** Data extracted from a collection **
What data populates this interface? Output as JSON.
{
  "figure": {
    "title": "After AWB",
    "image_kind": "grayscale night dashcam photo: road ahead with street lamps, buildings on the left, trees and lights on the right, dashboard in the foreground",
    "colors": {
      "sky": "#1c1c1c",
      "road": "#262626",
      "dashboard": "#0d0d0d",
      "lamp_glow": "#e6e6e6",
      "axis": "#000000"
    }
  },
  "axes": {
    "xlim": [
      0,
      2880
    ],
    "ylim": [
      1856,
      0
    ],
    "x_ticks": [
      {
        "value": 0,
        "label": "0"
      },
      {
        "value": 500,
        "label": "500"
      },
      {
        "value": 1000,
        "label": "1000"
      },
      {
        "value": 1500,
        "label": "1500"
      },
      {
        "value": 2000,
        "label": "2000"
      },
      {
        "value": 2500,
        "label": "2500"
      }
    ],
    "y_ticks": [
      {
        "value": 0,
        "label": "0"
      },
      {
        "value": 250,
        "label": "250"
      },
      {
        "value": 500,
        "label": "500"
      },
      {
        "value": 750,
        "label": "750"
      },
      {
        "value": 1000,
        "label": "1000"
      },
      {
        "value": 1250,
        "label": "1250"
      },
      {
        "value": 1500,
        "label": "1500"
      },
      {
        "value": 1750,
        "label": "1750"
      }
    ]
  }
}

** INSTRUCTION **
Restate the data above exactly, keeping each word as it stands.

** COMPLETED EXERCISE **
What data populates this interface? Output as JSON.
{
  "figure": {
    "title": "After AWB",
    "image_kind": "grayscale night dashcam photo: road ahead with street lamps, buildings on the left, trees and lights on the right, dashboard in the foreground",
    "colors": {
      "sky": "#1c1c1c",
      "road": "#262626",
      "dashboard": "#0d0d0d",
      "lamp_glow": "#e6e6e6",
      "axis": "#000000"
    }
  },
  "axes": {
    "xlim": [
      0,
      2880
    ],
    "ylim": [
      1856,
      0
    ],
    "x_ticks": [
      {
        "value": 0,
        "label": "0"
      },
      {
        "value": 500,
        "label": "500"
      },
      {
        "value": 1000,
        "label": "1000"
      },
      {
        "value": 1500,
        "label": "1500"
      },
      {
        "value": 2000,
        "label": "2000"
      },
      {
        "value": 2500,
        "label": "2500"
      }
    ],
    "y_ticks": [
      {
        "value": 0,
        "label": "0"
      },
      {
        "value": 250,
        "label": "250"
      },
      {
        "value": 500,
        "label": "500"
      },
      {
        "value": 750,
        "label": "750"
      },
      {
        "value": 1000,
        "label": "1000"
      },
      {
        "value": 1250,
        "label": "1250"
      },
      {
        "value": 1500,
        "label": "1500"
      },
      {
        "value": 1750,
        "label": "1750"
      }
    ]
  }
}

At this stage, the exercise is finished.